Structured figure records:
···

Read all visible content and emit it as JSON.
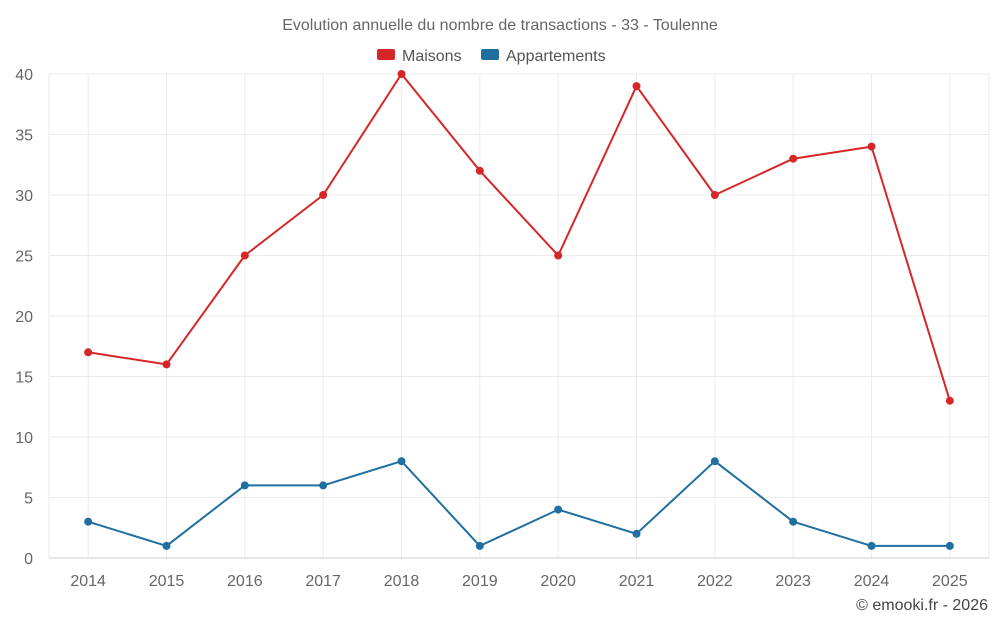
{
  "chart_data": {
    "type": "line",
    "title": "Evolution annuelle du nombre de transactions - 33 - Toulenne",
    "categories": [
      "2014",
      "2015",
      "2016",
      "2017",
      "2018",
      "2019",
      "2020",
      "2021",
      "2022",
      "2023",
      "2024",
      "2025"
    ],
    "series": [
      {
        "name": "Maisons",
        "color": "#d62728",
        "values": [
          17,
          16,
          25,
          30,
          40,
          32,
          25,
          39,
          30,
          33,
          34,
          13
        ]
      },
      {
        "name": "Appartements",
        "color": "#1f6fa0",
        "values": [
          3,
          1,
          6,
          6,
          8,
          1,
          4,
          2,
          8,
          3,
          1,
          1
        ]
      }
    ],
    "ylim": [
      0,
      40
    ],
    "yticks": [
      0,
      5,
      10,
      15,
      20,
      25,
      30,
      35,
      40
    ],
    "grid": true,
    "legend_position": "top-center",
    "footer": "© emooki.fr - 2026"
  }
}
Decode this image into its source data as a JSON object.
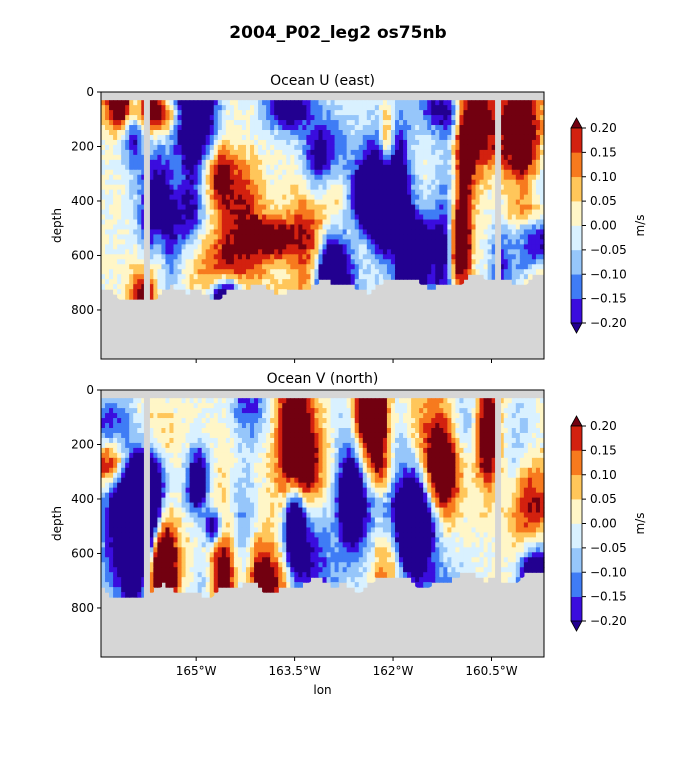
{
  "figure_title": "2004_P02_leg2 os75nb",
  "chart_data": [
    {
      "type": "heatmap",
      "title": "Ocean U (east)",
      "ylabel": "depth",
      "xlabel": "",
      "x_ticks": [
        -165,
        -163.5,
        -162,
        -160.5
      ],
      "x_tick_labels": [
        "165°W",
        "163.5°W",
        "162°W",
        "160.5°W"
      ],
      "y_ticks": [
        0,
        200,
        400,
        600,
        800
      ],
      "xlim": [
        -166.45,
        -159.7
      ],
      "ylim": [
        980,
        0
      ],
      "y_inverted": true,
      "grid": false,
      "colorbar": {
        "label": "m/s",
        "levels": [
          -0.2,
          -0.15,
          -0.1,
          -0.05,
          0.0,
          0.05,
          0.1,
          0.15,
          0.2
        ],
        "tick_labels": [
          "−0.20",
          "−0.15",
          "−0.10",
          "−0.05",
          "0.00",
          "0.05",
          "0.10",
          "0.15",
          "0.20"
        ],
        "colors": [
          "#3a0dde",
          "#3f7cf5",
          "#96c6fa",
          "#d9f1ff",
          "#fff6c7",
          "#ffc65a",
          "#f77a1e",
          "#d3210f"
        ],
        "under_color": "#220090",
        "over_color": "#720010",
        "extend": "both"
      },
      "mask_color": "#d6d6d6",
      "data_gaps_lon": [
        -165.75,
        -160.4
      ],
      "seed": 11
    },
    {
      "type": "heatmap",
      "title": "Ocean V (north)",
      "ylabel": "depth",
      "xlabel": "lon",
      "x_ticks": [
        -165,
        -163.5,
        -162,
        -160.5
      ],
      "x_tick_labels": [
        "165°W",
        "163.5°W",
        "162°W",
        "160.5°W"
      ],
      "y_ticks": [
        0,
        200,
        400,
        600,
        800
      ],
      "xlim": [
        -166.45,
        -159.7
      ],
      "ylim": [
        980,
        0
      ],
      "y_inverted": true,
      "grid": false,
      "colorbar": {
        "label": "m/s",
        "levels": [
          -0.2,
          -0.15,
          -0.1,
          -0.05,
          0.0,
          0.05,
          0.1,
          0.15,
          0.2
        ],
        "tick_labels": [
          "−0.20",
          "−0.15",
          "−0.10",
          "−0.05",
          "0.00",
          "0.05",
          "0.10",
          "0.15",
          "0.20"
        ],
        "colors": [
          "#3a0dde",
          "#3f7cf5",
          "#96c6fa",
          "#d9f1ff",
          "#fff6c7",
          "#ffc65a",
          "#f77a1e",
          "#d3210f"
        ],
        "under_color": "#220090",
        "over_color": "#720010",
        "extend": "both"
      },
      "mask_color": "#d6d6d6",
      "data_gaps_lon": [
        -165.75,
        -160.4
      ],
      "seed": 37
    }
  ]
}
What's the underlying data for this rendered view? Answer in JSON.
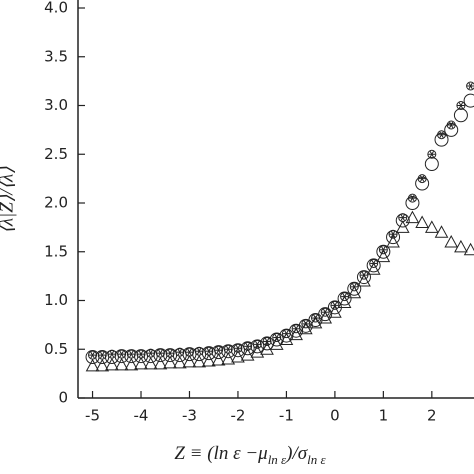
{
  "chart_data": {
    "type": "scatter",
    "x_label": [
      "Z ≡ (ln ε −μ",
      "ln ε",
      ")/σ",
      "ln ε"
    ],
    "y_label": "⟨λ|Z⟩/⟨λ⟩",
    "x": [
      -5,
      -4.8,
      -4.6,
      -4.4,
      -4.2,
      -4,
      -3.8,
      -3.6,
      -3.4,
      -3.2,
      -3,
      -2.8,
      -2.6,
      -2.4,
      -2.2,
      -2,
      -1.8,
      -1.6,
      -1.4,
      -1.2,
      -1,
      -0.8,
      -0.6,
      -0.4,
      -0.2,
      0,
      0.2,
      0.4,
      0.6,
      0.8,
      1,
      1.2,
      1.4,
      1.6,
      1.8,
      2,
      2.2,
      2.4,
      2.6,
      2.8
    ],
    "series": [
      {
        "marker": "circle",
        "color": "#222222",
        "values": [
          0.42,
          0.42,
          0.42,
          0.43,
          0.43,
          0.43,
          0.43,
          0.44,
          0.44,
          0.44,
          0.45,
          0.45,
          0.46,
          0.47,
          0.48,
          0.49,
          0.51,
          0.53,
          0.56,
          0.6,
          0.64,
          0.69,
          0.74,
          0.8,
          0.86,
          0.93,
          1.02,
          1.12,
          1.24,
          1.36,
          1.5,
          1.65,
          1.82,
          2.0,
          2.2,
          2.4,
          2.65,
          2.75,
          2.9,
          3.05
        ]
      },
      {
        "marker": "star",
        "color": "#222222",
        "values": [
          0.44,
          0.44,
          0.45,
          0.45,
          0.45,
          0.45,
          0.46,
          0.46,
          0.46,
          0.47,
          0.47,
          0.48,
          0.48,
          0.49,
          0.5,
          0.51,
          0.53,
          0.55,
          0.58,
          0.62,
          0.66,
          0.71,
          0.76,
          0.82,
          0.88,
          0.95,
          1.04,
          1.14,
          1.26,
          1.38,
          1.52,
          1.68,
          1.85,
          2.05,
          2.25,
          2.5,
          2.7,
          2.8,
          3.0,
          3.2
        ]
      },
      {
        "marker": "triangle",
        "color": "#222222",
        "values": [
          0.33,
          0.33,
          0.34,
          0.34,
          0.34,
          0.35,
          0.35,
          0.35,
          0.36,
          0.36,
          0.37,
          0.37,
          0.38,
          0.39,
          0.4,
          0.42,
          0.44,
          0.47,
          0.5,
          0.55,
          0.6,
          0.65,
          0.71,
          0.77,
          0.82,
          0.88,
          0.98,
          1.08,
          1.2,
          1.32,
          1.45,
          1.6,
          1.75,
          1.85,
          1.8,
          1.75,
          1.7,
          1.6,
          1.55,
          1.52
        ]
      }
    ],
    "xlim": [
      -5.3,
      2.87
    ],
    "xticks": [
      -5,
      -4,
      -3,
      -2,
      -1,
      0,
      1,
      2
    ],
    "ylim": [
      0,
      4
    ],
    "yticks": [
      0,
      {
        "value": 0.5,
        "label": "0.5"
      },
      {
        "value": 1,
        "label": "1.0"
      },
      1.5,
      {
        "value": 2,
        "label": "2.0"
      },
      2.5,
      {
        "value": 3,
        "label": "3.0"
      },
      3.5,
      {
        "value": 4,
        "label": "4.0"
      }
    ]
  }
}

···

> **INSTRUCTIONS TO FOLLOW**:
Exclude the pictures and transcribe all of the entries exactly.

> **SOLVED EXERCISE**:
Read all visible content and emit it as JSON.
{
  "chart_data": {
    "type": "line",
    "title": "Evolution annuelle du nombre de transactions - 33 - Toulenne",
    "categories": [
      "2014",
      "2015",
      "2016",
      "2017",
      "2018",
      "2019",
      "2020",
      "2021",
      "2022",
      "2023",
      "2024",
      "2025"
    ],
    "series": [
      {
        "name": "Maisons",
        "color": "#d62728",
        "values": [
          17,
          16,
          25,
          30,
          40,
          32,
          25,
          39,
          30,
          33,
          34,
          13
        ]
      },
      {
        "name": "Appartements",
        "color": "#1f6fa0",
        "values": [
          3,
          1,
          6,
          6,
          8,
          1,
          4,
          2,
          8,
          3,
          1,
          1
        ]
      }
    ],
    "ylim": [
      0,
      40
    ],
    "yticks": [
      0,
      5,
      10,
      15,
      20,
      25,
      30,
      35,
      40
    ],
    "grid": true,
    "legend_position": "top-center",
    "footer": "© emooki.fr - 2026"
  }
}
Decode this image into its source data as a JSON object.
{
  "figure_title": "2004_P02_leg2 os75nb",
  "chart_data": [
    {
      "type": "heatmap",
      "title": "Ocean U (east)",
      "ylabel": "depth",
      "xlabel": "",
      "x_ticks": [
        -165,
        -163.5,
        -162,
        -160.5
      ],
      "x_tick_labels": [
        "165°W",
        "163.5°W",
        "162°W",
        "160.5°W"
      ],
      "y_ticks": [
        0,
        200,
        400,
        600,
        800
      ],
      "xlim": [
        -166.45,
        -159.7
      ],
      "ylim": [
        980,
        0
      ],
      "y_inverted": true,
      "grid": false,
      "colorbar": {
        "label": "m/s",
        "levels": [
          -0.2,
          -0.15,
          -0.1,
          -0.05,
          0.0,
          0.05,
          0.1,
          0.15,
          0.2
        ],
        "tick_labels": [
          "−0.20",
          "−0.15",
          "−0.10",
          "−0.05",
          "0.00",
          "0.05",
          "0.10",
          "0.15",
          "0.20"
        ],
        "colors": [
          "#3a0dde",
          "#3f7cf5",
          "#96c6fa",
          "#d9f1ff",
          "#fff6c7",
          "#ffc65a",
          "#f77a1e",
          "#d3210f"
        ],
        "under_color": "#220090",
        "over_color": "#720010",
        "extend": "both"
      },
      "mask_color": "#d6d6d6",
      "data_gaps_lon": [
        -165.75,
        -160.4
      ],
      "seed": 11
    },
    {
      "type": "heatmap",
      "title": "Ocean V (north)",
      "ylabel": "depth",
      "xlabel": "lon",
      "x_ticks": [
        -165,
        -163.5,
        -162,
        -160.5
      ],
      "x_tick_labels": [
        "165°W",
        "163.5°W",
        "162°W",
        "160.5°W"
      ],
      "y_ticks": [
        0,
        200,
        400,
        600,
        800
      ],
      "xlim": [
        -166.45,
        -159.7
      ],
      "ylim": [
        980,
        0
      ],
      "y_inverted": true,
      "grid": false,
      "colorbar": {
        "label": "m/s",
        "levels": [
          -0.2,
          -0.15,
          -0.1,
          -0.05,
          0.0,
          0.05,
          0.1,
          0.15,
          0.2
        ],
        "tick_labels": [
          "−0.20",
          "−0.15",
          "−0.10",
          "−0.05",
          "0.00",
          "0.05",
          "0.10",
          "0.15",
          "0.20"
        ],
        "colors": [
          "#3a0dde",
          "#3f7cf5",
          "#96c6fa",
          "#d9f1ff",
          "#fff6c7",
          "#ffc65a",
          "#f77a1e",
          "#d3210f"
        ],
        "under_color": "#220090",
        "over_color": "#720010",
        "extend": "both"
      },
      "mask_color": "#d6d6d6",
      "data_gaps_lon": [
        -165.75,
        -160.4
      ],
      "seed": 37
    }
  ]
}
What's the underlying data for this rendered view? Answer in JSON.
{
  "chart_data": {
    "type": "scatter",
    "x_label": [
      "Z ≡ (ln ε −μ",
      "ln ε",
      ")/σ",
      "ln ε"
    ],
    "y_label": "⟨λ|Z⟩/⟨λ⟩",
    "x": [
      -5,
      -4.8,
      -4.6,
      -4.4,
      -4.2,
      -4,
      -3.8,
      -3.6,
      -3.4,
      -3.2,
      -3,
      -2.8,
      -2.6,
      -2.4,
      -2.2,
      -2,
      -1.8,
      -1.6,
      -1.4,
      -1.2,
      -1,
      -0.8,
      -0.6,
      -0.4,
      -0.2,
      0,
      0.2,
      0.4,
      0.6,
      0.8,
      1,
      1.2,
      1.4,
      1.6,
      1.8,
      2,
      2.2,
      2.4,
      2.6,
      2.8
    ],
    "series": [
      {
        "marker": "circle",
        "color": "#222222",
        "values": [
          0.42,
          0.42,
          0.42,
          0.43,
          0.43,
          0.43,
          0.43,
          0.44,
          0.44,
          0.44,
          0.45,
          0.45,
          0.46,
          0.47,
          0.48,
          0.49,
          0.51,
          0.53,
          0.56,
          0.6,
          0.64,
          0.69,
          0.74,
          0.8,
          0.86,
          0.93,
          1.02,
          1.12,
          1.24,
          1.36,
          1.5,
          1.65,
          1.82,
          2.0,
          2.2,
          2.4,
          2.65,
          2.75,
          2.9,
          3.05
        ]
      },
      {
        "marker": "star",
        "color": "#222222",
        "values": [
          0.44,
          0.44,
          0.45,
          0.45,
          0.45,
          0.45,
          0.46,
          0.46,
          0.46,
          0.47,
          0.47,
          0.48,
          0.48,
          0.49,
          0.5,
          0.51,
          0.53,
          0.55,
          0.58,
          0.62,
          0.66,
          0.71,
          0.76,
          0.82,
          0.88,
          0.95,
          1.04,
          1.14,
          1.26,
          1.38,
          1.52,
          1.68,
          1.85,
          2.05,
          2.25,
          2.5,
          2.7,
          2.8,
          3.0,
          3.2
        ]
      },
      {
        "marker": "triangle",
        "color": "#222222",
        "values": [
          0.33,
          0.33,
          0.34,
          0.34,
          0.34,
          0.35,
          0.35,
          0.35,
          0.36,
          0.36,
          0.37,
          0.37,
          0.38,
          0.39,
          0.4,
          0.42,
          0.44,
          0.47,
          0.5,
          0.55,
          0.6,
          0.65,
          0.71,
          0.77,
          0.82,
          0.88,
          0.98,
          1.08,
          1.2,
          1.32,
          1.45,
          1.6,
          1.75,
          1.85,
          1.8,
          1.75,
          1.7,
          1.6,
          1.55,
          1.52
        ]
      }
    ],
    "xlim": [
      -5.3,
      2.87
    ],
    "xticks": [
      -5,
      -4,
      -3,
      -2,
      -1,
      0,
      1,
      2
    ],
    "ylim": [
      0,
      4
    ],
    "yticks": [
      0,
      {
        "value": 0.5,
        "label": "0.5"
      },
      {
        "value": 1,
        "label": "1.0"
      },
      1.5,
      {
        "value": 2,
        "label": "2.0"
      },
      2.5,
      {
        "value": 3,
        "label": "3.0"
      },
      3.5,
      {
        "value": 4,
        "label": "4.0"
      }
    ]
  }
}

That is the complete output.